REQUIREMENT:
Quote the records that follow in full, leaving the pictures out.

(Saved data entries)
** Begin **

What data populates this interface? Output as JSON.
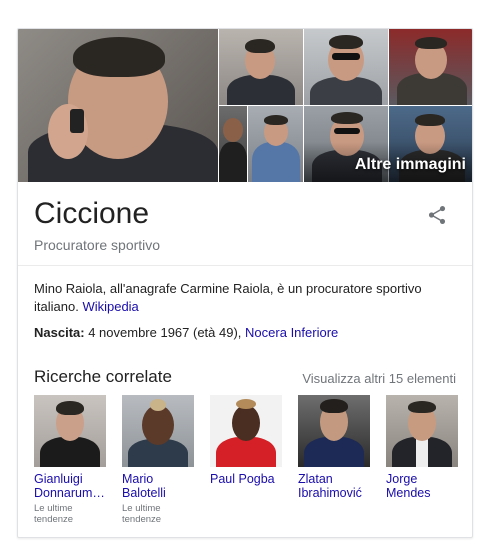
{
  "panel": {
    "title": "Ciccione",
    "subtitle": "Procuratore sportivo",
    "more_images_label": "Altre immagini",
    "share_icon": "share-icon"
  },
  "description": {
    "text": "Mino Raiola, all'anagrafe Carmine Raiola, è un procuratore sportivo italiano.",
    "source_link": "Wikipedia"
  },
  "facts": {
    "birth_label": "Nascita:",
    "birth_value": "4 novembre 1967 (età 49),",
    "birth_place": "Nocera Inferiore"
  },
  "related": {
    "heading": "Ricerche correlate",
    "view_more": "Visualizza altri 15 elementi",
    "items": [
      {
        "name_line1": "Gianluigi",
        "name_line2": "Donnarum…",
        "tag_line1": "Le ultime",
        "tag_line2": "tendenze"
      },
      {
        "name_line1": "Mario",
        "name_line2": "Balotelli",
        "tag_line1": "Le ultime",
        "tag_line2": "tendenze"
      },
      {
        "name_line1": "Paul Pogba",
        "name_line2": "",
        "tag_line1": "",
        "tag_line2": ""
      },
      {
        "name_line1": "Zlatan",
        "name_line2": "Ibrahimović",
        "tag_line1": "",
        "tag_line2": ""
      },
      {
        "name_line1": "Jorge",
        "name_line2": "Mendes",
        "tag_line1": "",
        "tag_line2": ""
      }
    ]
  },
  "colors": {
    "link": "#1a0dab",
    "muted": "#70757a",
    "border": "#dfe1e5"
  }
}
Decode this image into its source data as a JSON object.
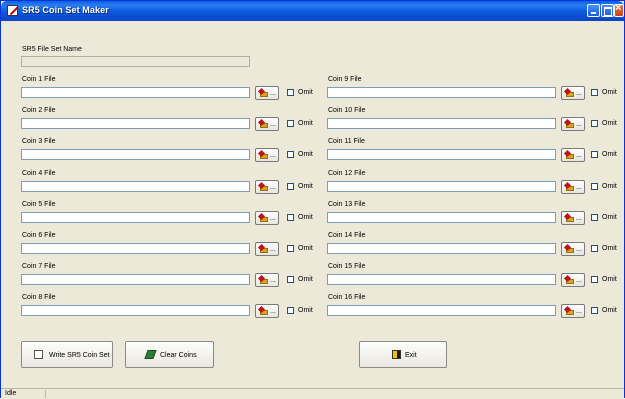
{
  "window": {
    "title": "SR5 Coin Set Maker"
  },
  "set_name": {
    "label": "SR5 File Set Name",
    "value": ""
  },
  "browse_button": {
    "label": "..."
  },
  "omit_label": "Omit",
  "coins": [
    {
      "label": "Coin 1 File",
      "value": "",
      "omit": false
    },
    {
      "label": "Coin 2 File",
      "value": "",
      "omit": false
    },
    {
      "label": "Coin 3 File",
      "value": "",
      "omit": false
    },
    {
      "label": "Coin 4 File",
      "value": "",
      "omit": false
    },
    {
      "label": "Coin 5 File",
      "value": "",
      "omit": false
    },
    {
      "label": "Coin 6 File",
      "value": "",
      "omit": false
    },
    {
      "label": "Coin 7 File",
      "value": "",
      "omit": false
    },
    {
      "label": "Coin 8 File",
      "value": "",
      "omit": false
    },
    {
      "label": "Coin 9 File",
      "value": "",
      "omit": false
    },
    {
      "label": "Coin 10 File",
      "value": "",
      "omit": false
    },
    {
      "label": "Coin 11 File",
      "value": "",
      "omit": false
    },
    {
      "label": "Coin 12 File",
      "value": "",
      "omit": false
    },
    {
      "label": "Coin 13 File",
      "value": "",
      "omit": false
    },
    {
      "label": "Coin 14 File",
      "value": "",
      "omit": false
    },
    {
      "label": "Coin 15 File",
      "value": "",
      "omit": false
    },
    {
      "label": "Coin 16 File",
      "value": "",
      "omit": false
    }
  ],
  "actions": {
    "write": "Write SR5 Coin Set",
    "clear": "Clear Coins",
    "exit": "Exit"
  },
  "status": "Idle"
}
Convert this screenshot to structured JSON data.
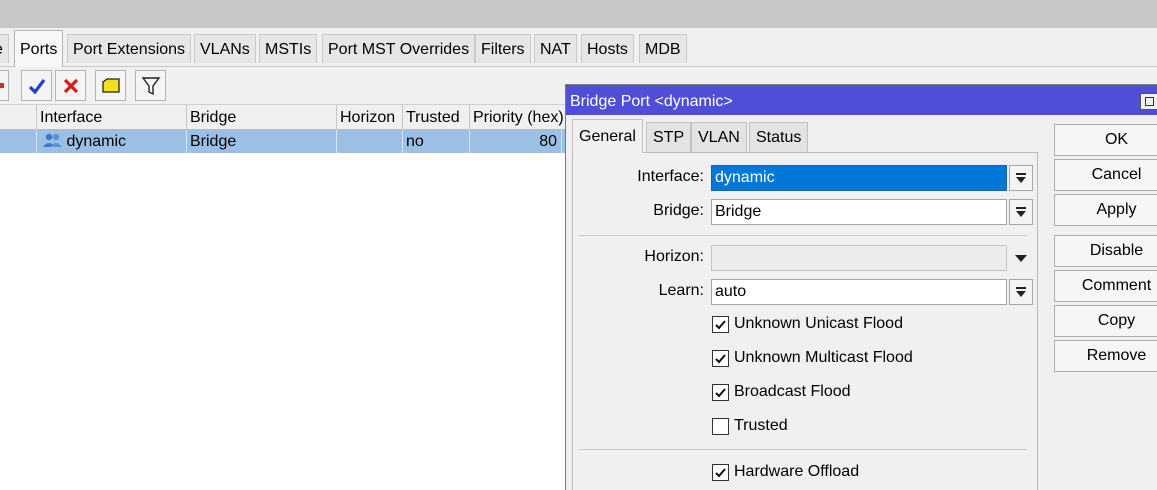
{
  "tabs": [
    {
      "label": "e"
    },
    {
      "label": "Ports"
    },
    {
      "label": "Port Extensions"
    },
    {
      "label": "VLANs"
    },
    {
      "label": "MSTIs"
    },
    {
      "label": "Port MST Overrides"
    },
    {
      "label": "Filters"
    },
    {
      "label": "NAT"
    },
    {
      "label": "Hosts"
    },
    {
      "label": "MDB"
    }
  ],
  "toolbar": {
    "icons": [
      "remove-icon",
      "enable-check-icon",
      "disable-x-icon",
      "comment-icon",
      "filter-icon"
    ]
  },
  "table": {
    "columns": [
      "Interface",
      "Bridge",
      "Horizon",
      "Trusted",
      "Priority (hex)"
    ],
    "rows": [
      {
        "icon": "bridge-port-icon",
        "interface": "dynamic",
        "bridge": "Bridge",
        "horizon": "",
        "trusted": "no",
        "priority": "80"
      }
    ]
  },
  "dialog": {
    "title": "Bridge Port <dynamic>",
    "tabs": [
      "General",
      "STP",
      "VLAN",
      "Status"
    ],
    "fields": {
      "interface": {
        "label": "Interface:",
        "value": "dynamic"
      },
      "bridge": {
        "label": "Bridge:",
        "value": "Bridge"
      },
      "horizon": {
        "label": "Horizon:",
        "value": ""
      },
      "learn": {
        "label": "Learn:",
        "value": "auto"
      }
    },
    "checkboxes": [
      {
        "label": "Unknown Unicast Flood",
        "checked": true
      },
      {
        "label": "Unknown Multicast Flood",
        "checked": true
      },
      {
        "label": "Broadcast Flood",
        "checked": true
      },
      {
        "label": "Trusted",
        "checked": false
      },
      {
        "label": "Hardware Offload",
        "checked": true
      }
    ],
    "buttons": [
      "OK",
      "Cancel",
      "Apply",
      "Disable",
      "Comment",
      "Copy",
      "Remove"
    ]
  },
  "colors": {
    "title_bar": "#4e4ed6",
    "row_selected": "#9cbfe6",
    "field_selected": "#0078d7"
  }
}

** End **

TASK ANSWER:
What data populates this interface? Output as JSON.
{
  "panel": {
    "title": "Ciccione",
    "subtitle": "Procuratore sportivo",
    "more_images_label": "Altre immagini",
    "share_icon": "share-icon"
  },
  "description": {
    "text": "Mino Raiola, all'anagrafe Carmine Raiola, è un procuratore sportivo italiano.",
    "source_link": "Wikipedia"
  },
  "facts": {
    "birth_label": "Nascita:",
    "birth_value": "4 novembre 1967 (età 49),",
    "birth_place": "Nocera Inferiore"
  },
  "related": {
    "heading": "Ricerche correlate",
    "view_more": "Visualizza altri 15 elementi",
    "items": [
      {
        "name_line1": "Gianluigi",
        "name_line2": "Donnarum…",
        "tag_line1": "Le ultime",
        "tag_line2": "tendenze"
      },
      {
        "name_line1": "Mario",
        "name_line2": "Balotelli",
        "tag_line1": "Le ultime",
        "tag_line2": "tendenze"
      },
      {
        "name_line1": "Paul Pogba",
        "name_line2": "",
        "tag_line1": "",
        "tag_line2": ""
      },
      {
        "name_line1": "Zlatan",
        "name_line2": "Ibrahimović",
        "tag_line1": "",
        "tag_line2": ""
      },
      {
        "name_line1": "Jorge",
        "name_line2": "Mendes",
        "tag_line1": "",
        "tag_line2": ""
      }
    ]
  },
  "colors": {
    "link": "#1a0dab",
    "muted": "#70757a",
    "border": "#dfe1e5"
  }
}
Decode this image into its source data as a JSON object.
{
  "window": {
    "title": "SR5 Coin Set Maker"
  },
  "set_name": {
    "label": "SR5 File Set Name",
    "value": ""
  },
  "browse_button": {
    "label": "..."
  },
  "omit_label": "Omit",
  "coins": [
    {
      "label": "Coin 1 File",
      "value": "",
      "omit": false
    },
    {
      "label": "Coin 2 File",
      "value": "",
      "omit": false
    },
    {
      "label": "Coin 3 File",
      "value": "",
      "omit": false
    },
    {
      "label": "Coin 4 File",
      "value": "",
      "omit": false
    },
    {
      "label": "Coin 5 File",
      "value": "",
      "omit": false
    },
    {
      "label": "Coin 6 File",
      "value": "",
      "omit": false
    },
    {
      "label": "Coin 7 File",
      "value": "",
      "omit": false
    },
    {
      "label": "Coin 8 File",
      "value": "",
      "omit": false
    },
    {
      "label": "Coin 9 File",
      "value": "",
      "omit": false
    },
    {
      "label": "Coin 10 File",
      "value": "",
      "omit": false
    },
    {
      "label": "Coin 11 File",
      "value": "",
      "omit": false
    },
    {
      "label": "Coin 12 File",
      "value": "",
      "omit": false
    },
    {
      "label": "Coin 13 File",
      "value": "",
      "omit": false
    },
    {
      "label": "Coin 14 File",
      "value": "",
      "omit": false
    },
    {
      "label": "Coin 15 File",
      "value": "",
      "omit": false
    },
    {
      "label": "Coin 16 File",
      "value": "",
      "omit": false
    }
  ],
  "actions": {
    "write": "Write SR5 Coin Set",
    "clear": "Clear Coins",
    "exit": "Exit"
  },
  "status": "Idle"
}
Convert this screenshot to structured JSON data.
{
  "tabs": [
    {
      "label": "e"
    },
    {
      "label": "Ports"
    },
    {
      "label": "Port Extensions"
    },
    {
      "label": "VLANs"
    },
    {
      "label": "MSTIs"
    },
    {
      "label": "Port MST Overrides"
    },
    {
      "label": "Filters"
    },
    {
      "label": "NAT"
    },
    {
      "label": "Hosts"
    },
    {
      "label": "MDB"
    }
  ],
  "toolbar": {
    "icons": [
      "remove-icon",
      "enable-check-icon",
      "disable-x-icon",
      "comment-icon",
      "filter-icon"
    ]
  },
  "table": {
    "columns": [
      "Interface",
      "Bridge",
      "Horizon",
      "Trusted",
      "Priority (hex)"
    ],
    "rows": [
      {
        "icon": "bridge-port-icon",
        "interface": "dynamic",
        "bridge": "Bridge",
        "horizon": "",
        "trusted": "no",
        "priority": "80"
      }
    ]
  },
  "dialog": {
    "title": "Bridge Port <dynamic>",
    "tabs": [
      "General",
      "STP",
      "VLAN",
      "Status"
    ],
    "fields": {
      "interface": {
        "label": "Interface:",
        "value": "dynamic"
      },
      "bridge": {
        "label": "Bridge:",
        "value": "Bridge"
      },
      "horizon": {
        "label": "Horizon:",
        "value": ""
      },
      "learn": {
        "label": "Learn:",
        "value": "auto"
      }
    },
    "checkboxes": [
      {
        "label": "Unknown Unicast Flood",
        "checked": true
      },
      {
        "label": "Unknown Multicast Flood",
        "checked": true
      },
      {
        "label": "Broadcast Flood",
        "checked": true
      },
      {
        "label": "Trusted",
        "checked": false
      },
      {
        "label": "Hardware Offload",
        "checked": true
      }
    ],
    "buttons": [
      "OK",
      "Cancel",
      "Apply",
      "Disable",
      "Comment",
      "Copy",
      "Remove"
    ]
  },
  "colors": {
    "title_bar": "#4e4ed6",
    "row_selected": "#9cbfe6",
    "field_selected": "#0078d7"
  }
}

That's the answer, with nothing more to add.